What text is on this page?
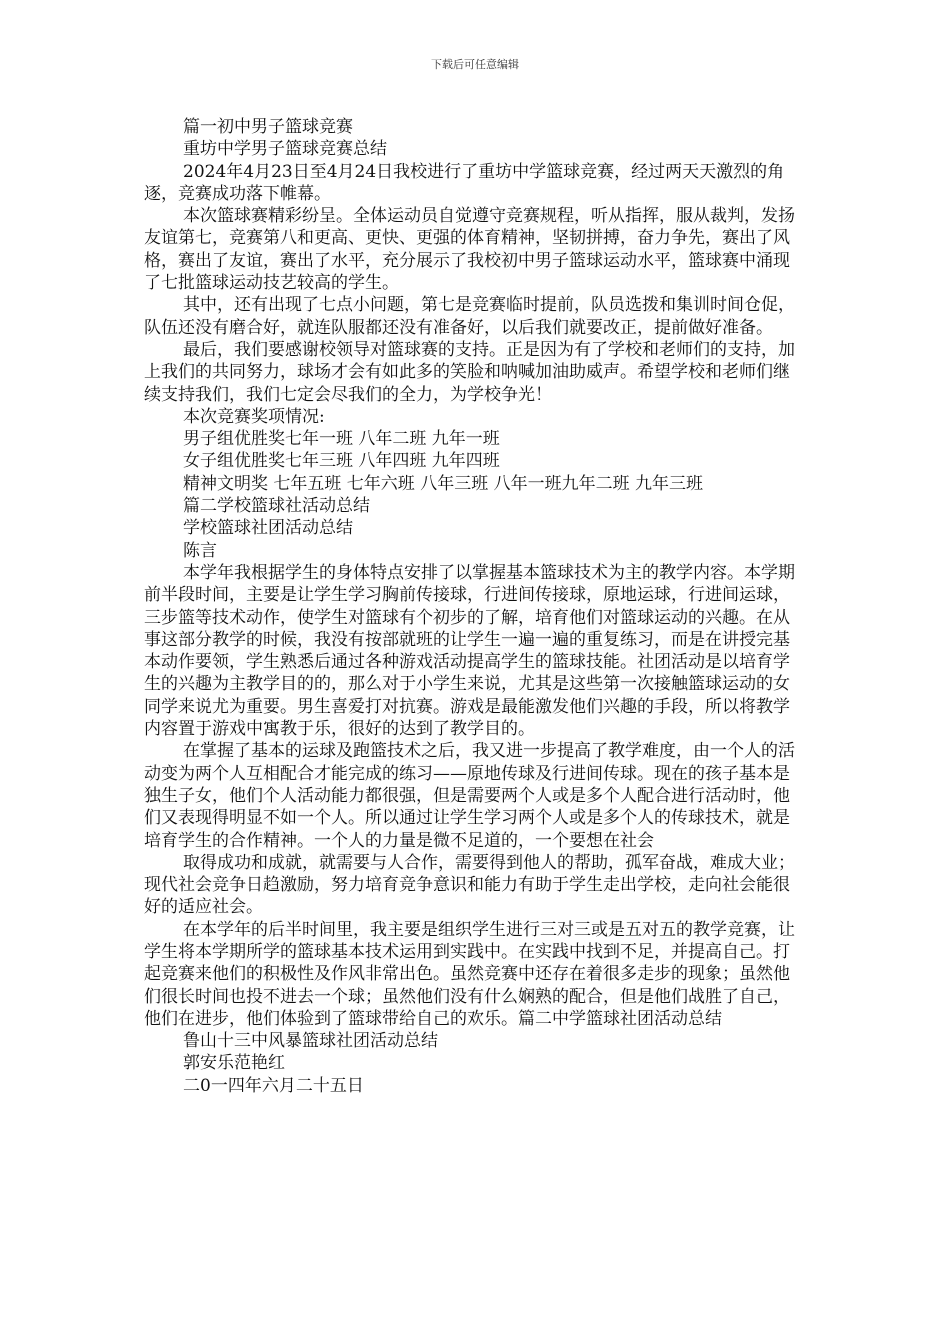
下载后可任意编辑

篇一初中男子篮球竞赛

重坊中学男子篮球竞赛总结

2024年4月23日至4月24日我校进行了重坊中学篮球竞赛，经过两天天激烈的角逐，竞赛成功落下帷幕。

本次篮球赛精彩纷呈。全体运动员自觉遵守竞赛规程，听从指挥，服从裁判，发扬友谊第七，竞赛第八和更高、更快、更强的体育精神，坚韧拼搏，奋力争先，赛出了风格，赛出了友谊，赛出了水平，充分展示了我校初中男子篮球运动水平，篮球赛中涌现了七批篮球运动技艺较高的学生。

其中，还有出现了七点小问题，第七是竞赛临时提前，队员选拨和集训时间仓促，队伍还没有磨合好，就连队服都还没有准备好，以后我们就要改正，提前做好准备。

最后，我们要感谢校领导对篮球赛的支持。正是因为有了学校和老师们的支持，加上我们的共同努力，球场才会有如此多的笑脸和呐喊加油助威声。希望学校和老师们继续支持我们，我们七定会尽我们的全力，为学校争光！

本次竞赛奖项情况:

男子组优胜奖七年一班 八年二班 九年一班

女子组优胜奖七年三班 八年四班 九年四班

精神文明奖 七年五班 七年六班 八年三班 八年一班九年二班 九年三班

篇二学校篮球社活动总结

学校篮球社团活动总结

陈言

本学年我根据学生的身体特点安排了以掌握基本篮球技术为主的教学内容。本学期前半段时间，主要是让学生学习胸前传接球，行进间传接球，原地运球，行进间运球，三步篮等技术动作，使学生对篮球有个初步的了解，培育他们对篮球运动的兴趣。在从事这部分教学的时候，我没有按部就班的让学生一遍一遍的重复练习，而是在讲授完基本动作要领，学生熟悉后通过各种游戏活动提高学生的篮球技能。社团活动是以培育学生的兴趣为主教学目的的，那么对于小学生来说，尤其是这些第一次接触篮球运动的女同学来说尤为重要。男生喜爱打对抗赛。游戏是最能激发他们兴趣的手段，所以将教学内容置于游戏中寓教于乐，很好的达到了教学目的。

在掌握了基本的运球及跑篮技术之后，我又进一步提高了教学难度，由一个人的活动变为两个人互相配合才能完成的练习——原地传球及行进间传球。现在的孩子基本是独生子女，他们个人活动能力都很强，但是需要两个人或是多个人配合进行活动时，他们又表现得明显不如一个人。所以通过让学生学习两个人或是多个人的传球技术，就是培育学生的合作精神。一个人的力量是微不足道的，一个要想在社会

取得成功和成就，就需要与人合作，需要得到他人的帮助，孤军奋战，难成大业；现代社会竞争日趋激励，努力培育竞争意识和能力有助于学生走出学校，走向社会能很好的适应社会。

在本学年的后半时间里，我主要是组织学生进行三对三或是五对五的教学竞赛，让学生将本学期所学的篮球基本技术运用到实践中。在实践中找到不足，并提高自己。打起竞赛来他们的积极性及作风非常出色。虽然竞赛中还存在着很多走步的现象；虽然他们很长时间也投不进去一个球；虽然他们没有什么娴熟的配合，但是他们战胜了自己，他们在进步，他们体验到了篮球带给自己的欢乐。篇二中学篮球社团活动总结

鲁山十三中风暴篮球社团活动总结

郭安乐范艳红

二0一四年六月二十五日
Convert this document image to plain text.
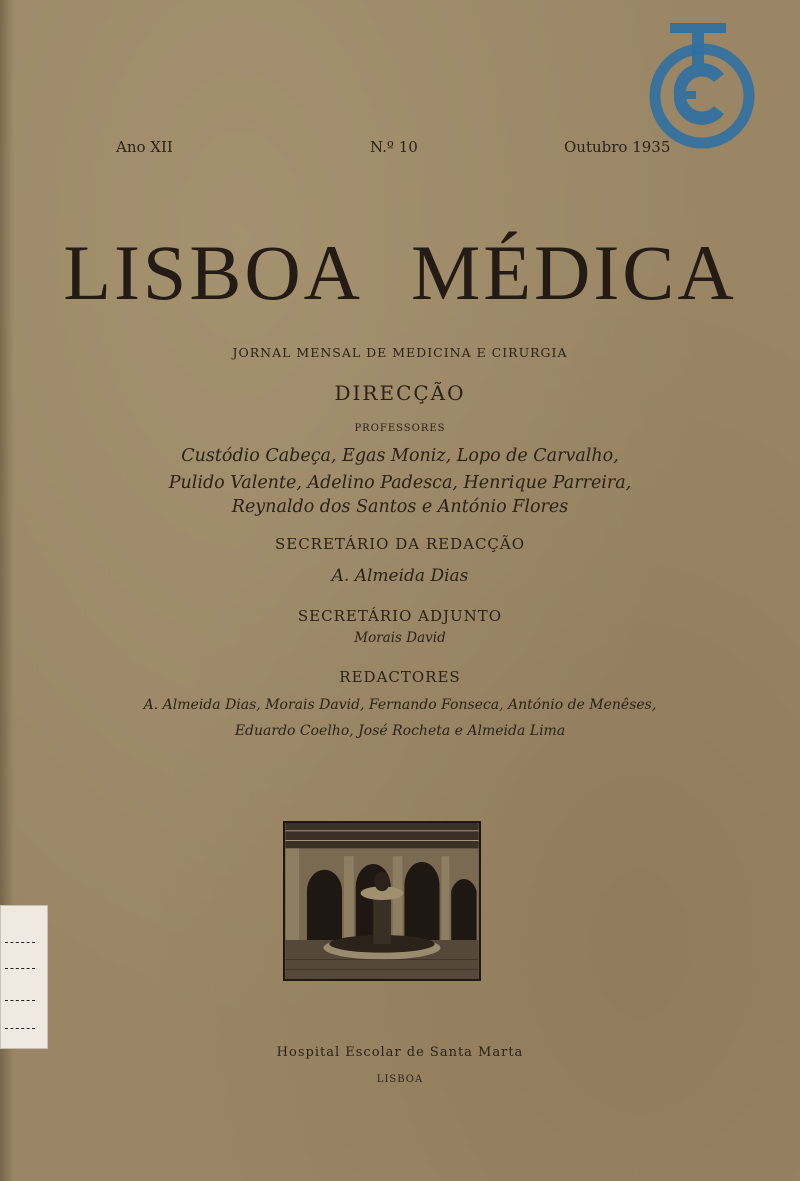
Ano XII	N.º 10	Outubro 1935
LISBOA MÉDICA
JORNAL MENSAL DE MEDICINA E CIRURGIA
DIRECÇÃO
PROFESSORES
Custódio Cabeça, Egas Moniz, Lopo de Carvalho,
Pulido Valente, Adelino Padesca, Henrique Parreira,
Reynaldo dos Santos e António Flores
SECRETÁRIO DA REDACÇÃO
A. Almeida Dias
SECRETÁRIO ADJUNTO
Morais David
REDACTORES
A. Almeida Dias, Morais David, Fernando Fonseca, António de Menêses,
Eduardo Coelho, José Rocheta e Almeida Lima
Hospital Escolar de Santa Marta
LISBOA
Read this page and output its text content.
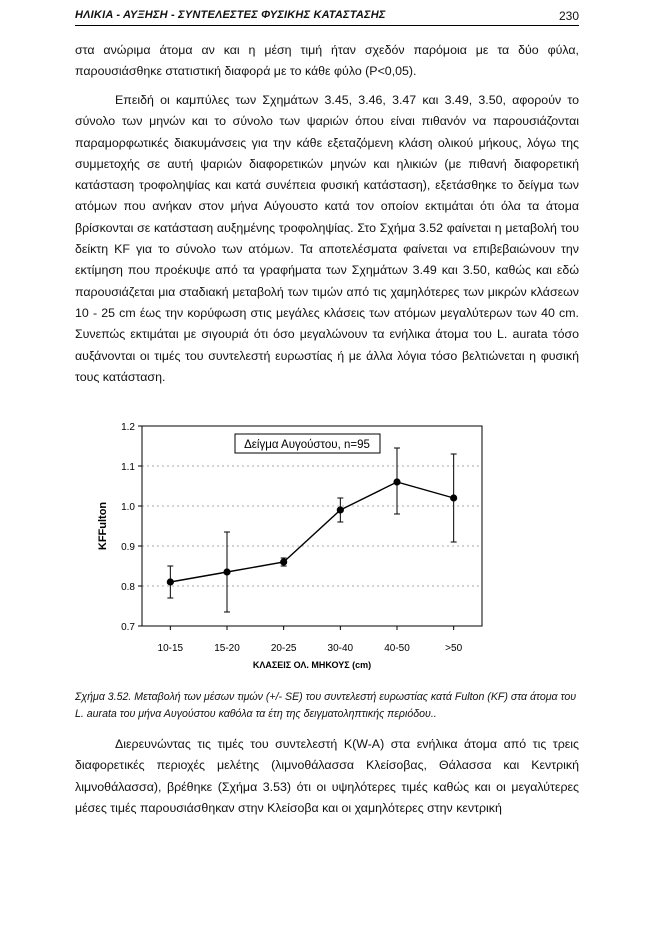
ΗΛΙΚΙΑ - ΑΥΞΗΣΗ - ΣΥΝΤΕΛΕΣΤΕΣ ΦΥΣΙΚΗΣ ΚΑΤΑΣΤΑΣΗΣ	230

στα ανώριμα άτομα αν και η μέση τιμή ήταν σχεδόν παρόμοια με τα δύο φύλα, παρουσιάσθηκε στατιστική διαφορά με το κάθε φύλο (P<0,05).

Επειδή οι καμπύλες των Σχημάτων 3.45, 3.46, 3.47 και 3.49, 3.50, αφορούν το σύνολο των μηνών και το σύνολο των ψαριών όπου είναι πιθανόν να παρουσιάζονται παραμορφωτικές διακυμάνσεις για την κάθε εξεταζόμενη κλάση ολικού μήκους, λόγω της συμμετοχής σε αυτή ψαριών διαφορετικών μηνών και ηλικιών (με πιθανή διαφορετική κατάσταση τροφοληψίας και κατά συνέπεια φυσική κατάσταση), εξετάσθηκε το δείγμα των ατόμων που ανήκαν στον μήνα Αύγουστο κατά τον οποίον εκτιμάται ότι όλα τα άτομα βρίσκονται σε κατάσταση αυξημένης τροφοληψίας. Στο Σχήμα 3.52 φαίνεται η μεταβολή του δείκτη KF για το σύνολο των ατόμων. Τα αποτελέσματα φαίνεται να επιβεβαιώνουν την εκτίμηση που προέκυψε από τα γραφήματα των Σχημάτων 3.49 και 3.50, καθώς και εδώ παρουσιάζεται μια σταδιακή μεταβολή των τιμών από τις χαμηλότερες των μικρών κλάσεων 10 - 25 cm έως την κορύφωση στις μεγάλες κλάσεις των ατόμων μεγαλύτερων των 40 cm. Συνεπώς εκτιμάται με σιγουριά ότι όσο μεγαλώνουν τα ενήλικα άτομα του L. aurata τόσο αυξάνονται οι τιμές του συντελεστή ευρωστίας ή με άλλα λόγια τόσο βελτιώνεται η φυσική τους κατάσταση.

0.7
0.8
0.9
1.0
1.1
1.2
10-15	15-20	20-25	30-40	40-50	>50
Δείγμα Αυγούστου, n=95
KFFulton
ΚΛΑΣΕΙΣ ΟΛ. ΜΗΚΟΥΣ (cm)

Σχήμα 3.52. Μεταβολή των μέσων τιμών (+/- SE) του συντελεστή ευρωστίας κατά Fulton (KF) στα άτομα του L. aurata του μήνα Αυγούστου καθόλα τα έτη της δειγματοληπτικής περιόδου..

Διερευνώντας τις τιμές του συντελεστή K(W-A) στα ενήλικα άτομα από τις τρεις διαφορετικές περιοχές μελέτης (λιμνοθάλασσα Κλείσοβας, Θάλασσα και Κεντρική λιμνοθάλασσα), βρέθηκε (Σχήμα 3.53) ότι οι υψηλότερες τιμές καθώς και οι μεγαλύτερες μέσες τιμές παρουσιάσθηκαν στην Κλείσοβα και οι χαμηλότερες στην κεντρική
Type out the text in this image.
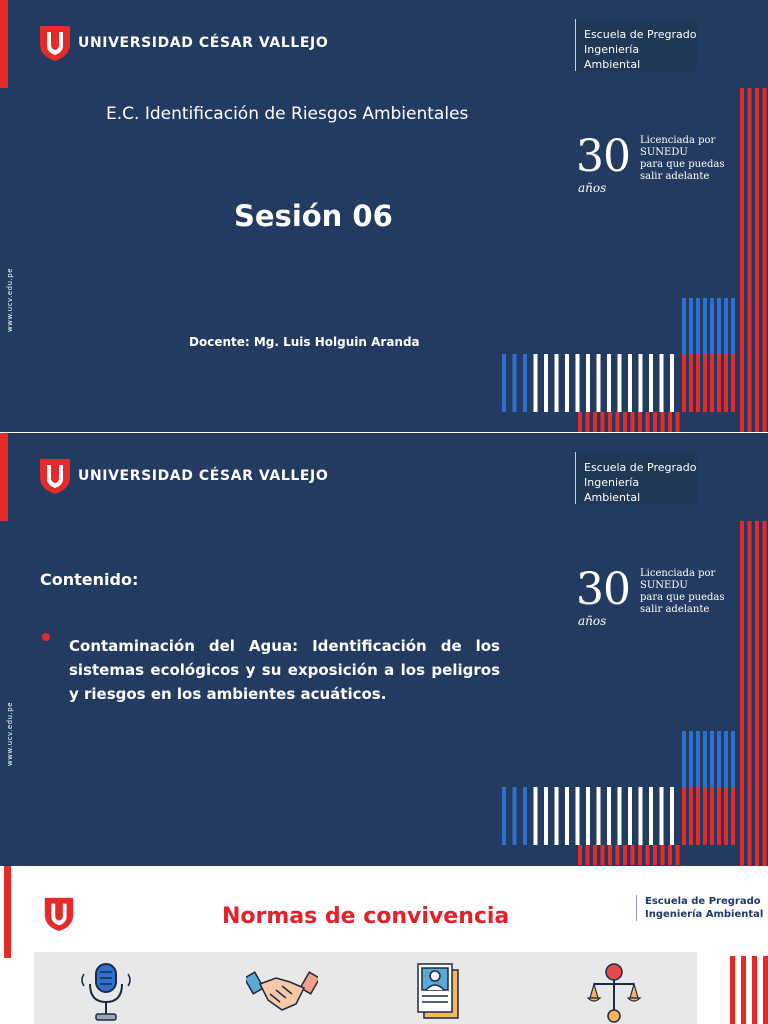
UNIVERSIDAD CÉSAR VALLEJO
Escuela de Pregrado
Ingeniería Ambiental
30
años
Licenciada por
SUNEDU
para que puedas
salir adelante
www.ucv.edu.pe
E.C. Identificación de Riesgos Ambientales
Sesión 06
Docente: Mg. Luis Holguin Aranda
UNIVERSIDAD CÉSAR VALLEJO
Escuela de Pregrado
Ingeniería Ambiental
30
años
Licenciada por
SUNEDU
para que puedas
salir adelante
www.ucv.edu.pe
Contenido:
Contaminación del Agua: Identificación de los sistemas ecológicos y su exposición a los peligros y riesgos en los ambientes acuáticos.
Normas de convivencia
Escuela de Pregrado
Ingeniería Ambiental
# # #
Task objective:
With the pictures omitted, reproduce the records in full and exactly.

Reply:
What text is on this page?
下载后可任意编辑

篇一初中男子篮球竞赛

重坊中学男子篮球竞赛总结

2024年4月23日至4月24日我校进行了重坊中学篮球竞赛，经过两天天激烈的角逐，竞赛成功落下帷幕。

本次篮球赛精彩纷呈。全体运动员自觉遵守竞赛规程，听从指挥，服从裁判，发扬友谊第七，竞赛第八和更高、更快、更强的体育精神，坚韧拼搏，奋力争先，赛出了风格，赛出了友谊，赛出了水平，充分展示了我校初中男子篮球运动水平，篮球赛中涌现了七批篮球运动技艺较高的学生。

其中，还有出现了七点小问题，第七是竞赛临时提前，队员选拨和集训时间仓促，队伍还没有磨合好，就连队服都还没有准备好，以后我们就要改正，提前做好准备。

最后，我们要感谢校领导对篮球赛的支持。正是因为有了学校和老师们的支持，加上我们的共同努力，球场才会有如此多的笑脸和呐喊加油助威声。希望学校和老师们继续支持我们，我们七定会尽我们的全力，为学校争光！

本次竞赛奖项情况:

男子组优胜奖七年一班 八年二班 九年一班

女子组优胜奖七年三班 八年四班 九年四班

精神文明奖 七年五班 七年六班 八年三班 八年一班九年二班 九年三班

篇二学校篮球社活动总结

学校篮球社团活动总结

陈言

本学年我根据学生的身体特点安排了以掌握基本篮球技术为主的教学内容。本学期前半段时间，主要是让学生学习胸前传接球，行进间传接球，原地运球，行进间运球，三步篮等技术动作，使学生对篮球有个初步的了解，培育他们对篮球运动的兴趣。在从事这部分教学的时候，我没有按部就班的让学生一遍一遍的重复练习，而是在讲授完基本动作要领，学生熟悉后通过各种游戏活动提高学生的篮球技能。社团活动是以培育学生的兴趣为主教学目的的，那么对于小学生来说，尤其是这些第一次接触篮球运动的女同学来说尤为重要。男生喜爱打对抗赛。游戏是最能激发他们兴趣的手段，所以将教学内容置于游戏中寓教于乐，很好的达到了教学目的。

在掌握了基本的运球及跑篮技术之后，我又进一步提高了教学难度，由一个人的活动变为两个人互相配合才能完成的练习——原地传球及行进间传球。现在的孩子基本是独生子女，他们个人活动能力都很强，但是需要两个人或是多个人配合进行活动时，他们又表现得明显不如一个人。所以通过让学生学习两个人或是多个人的传球技术，就是培育学生的合作精神。一个人的力量是微不足道的，一个要想在社会

取得成功和成就，就需要与人合作，需要得到他人的帮助，孤军奋战，难成大业；现代社会竞争日趋激励，努力培育竞争意识和能力有助于学生走出学校，走向社会能很好的适应社会。

在本学年的后半时间里，我主要是组织学生进行三对三或是五对五的教学竞赛，让学生将本学期所学的篮球基本技术运用到实践中。在实践中找到不足，并提高自己。打起竞赛来他们的积极性及作风非常出色。虽然竞赛中还存在着很多走步的现象；虽然他们很长时间也投不进去一个球；虽然他们没有什么娴熟的配合，但是他们战胜了自己，他们在进步，他们体验到了篮球带给自己的欢乐。篇二中学篮球社团活动总结

鲁山十三中风暴篮球社团活动总结

郭安乐范艳红

二0一四年六月二十五日
Convert this document image to plain text.
Ano XII	N.º 10	Outubro 1935
LISBOA MÉDICA
JORNAL MENSAL DE MEDICINA E CIRURGIA
DIRECÇÃO
PROFESSORES
Custódio Cabeça, Egas Moniz, Lopo de Carvalho,
Pulido Valente, Adelino Padesca, Henrique Parreira,
Reynaldo dos Santos e António Flores
SECRETÁRIO DA REDACÇÃO
A. Almeida Dias
SECRETÁRIO ADJUNTO
Morais David
REDACTORES
A. Almeida Dias, Morais David, Fernando Fonseca, António de Menêses,
Eduardo Coelho, José Rocheta e Almeida Lima
Hospital Escolar de Santa Marta
LISBOA
Read this page and output its text content.
ΗΛΙΚΙΑ - ΑΥΞΗΣΗ - ΣΥΝΤΕΛΕΣΤΕΣ ΦΥΣΙΚΗΣ ΚΑΤΑΣΤΑΣΗΣ	230

στα ανώριμα άτομα αν και η μέση τιμή ήταν σχεδόν παρόμοια με τα δύο φύλα, παρουσιάσθηκε στατιστική διαφορά με το κάθε φύλο (P<0,05).

Επειδή οι καμπύλες των Σχημάτων 3.45, 3.46, 3.47 και 3.49, 3.50, αφορούν το σύνολο των μηνών και το σύνολο των ψαριών όπου είναι πιθανόν να παρουσιάζονται παραμορφωτικές διακυμάνσεις για την κάθε εξεταζόμενη κλάση ολικού μήκους, λόγω της συμμετοχής σε αυτή ψαριών διαφορετικών μηνών και ηλικιών (με πιθανή διαφορετική κατάσταση τροφοληψίας και κατά συνέπεια φυσική κατάσταση), εξετάσθηκε το δείγμα των ατόμων που ανήκαν στον μήνα Αύγουστο κατά τον οποίον εκτιμάται ότι όλα τα άτομα βρίσκονται σε κατάσταση αυξημένης τροφοληψίας. Στο Σχήμα 3.52 φαίνεται η μεταβολή του δείκτη KF για το σύνολο των ατόμων. Τα αποτελέσματα φαίνεται να επιβεβαιώνουν την εκτίμηση που προέκυψε από τα γραφήματα των Σχημάτων 3.49 και 3.50, καθώς και εδώ παρουσιάζεται μια σταδιακή μεταβολή των τιμών από τις χαμηλότερες των μικρών κλάσεων 10 - 25 cm έως την κορύφωση στις μεγάλες κλάσεις των ατόμων μεγαλύτερων των 40 cm. Συνεπώς εκτιμάται με σιγουριά ότι όσο μεγαλώνουν τα ενήλικα άτομα του L. aurata τόσο αυξάνονται οι τιμές του συντελεστή ευρωστίας ή με άλλα λόγια τόσο βελτιώνεται η φυσική τους κατάσταση.

0.7
0.8
0.9
1.0
1.1
1.2
10-15	15-20	20-25	30-40	40-50	>50
Δείγμα Αυγούστου, n=95
KFFulton
ΚΛΑΣΕΙΣ ΟΛ. ΜΗΚΟΥΣ (cm)

Σχήμα 3.52. Μεταβολή των μέσων τιμών (+/- SE) του συντελεστή ευρωστίας κατά Fulton (KF) στα άτομα του L. aurata του μήνα Αυγούστου καθόλα τα έτη της δειγματοληπτικής περιόδου..

Διερευνώντας τις τιμές του συντελεστή K(W-A) στα ενήλικα άτομα από τις τρεις διαφορετικές περιοχές μελέτης (λιμνοθάλασσα Κλείσοβας, Θάλασσα και Κεντρική λιμνοθάλασσα), βρέθηκε (Σχήμα 3.53) ότι οι υψηλότερες τιμές καθώς και οι μεγαλύτερες μέσες τιμές παρουσιάσθηκαν στην Κλείσοβα και οι χαμηλότερες στην κεντρική
Type out the text in this image.
UNIVERSIDAD CÉSAR VALLEJO
Escuela de Pregrado
Ingeniería Ambiental
30
años
Licenciada por
SUNEDU
para que puedas
salir adelante
www.ucv.edu.pe
E.C. Identificación de Riesgos Ambientales
Sesión 06
Docente: Mg. Luis Holguin Aranda
UNIVERSIDAD CÉSAR VALLEJO
Escuela de Pregrado
Ingeniería Ambiental
30
años
Licenciada por
SUNEDU
para que puedas
salir adelante
www.ucv.edu.pe
Contenido:
Contaminación del Agua: Identificación de los sistemas ecológicos y su exposición a los peligros y riesgos en los ambientes acuáticos.
Normas de convivencia
Escuela de Pregrado
Ingeniería Ambiental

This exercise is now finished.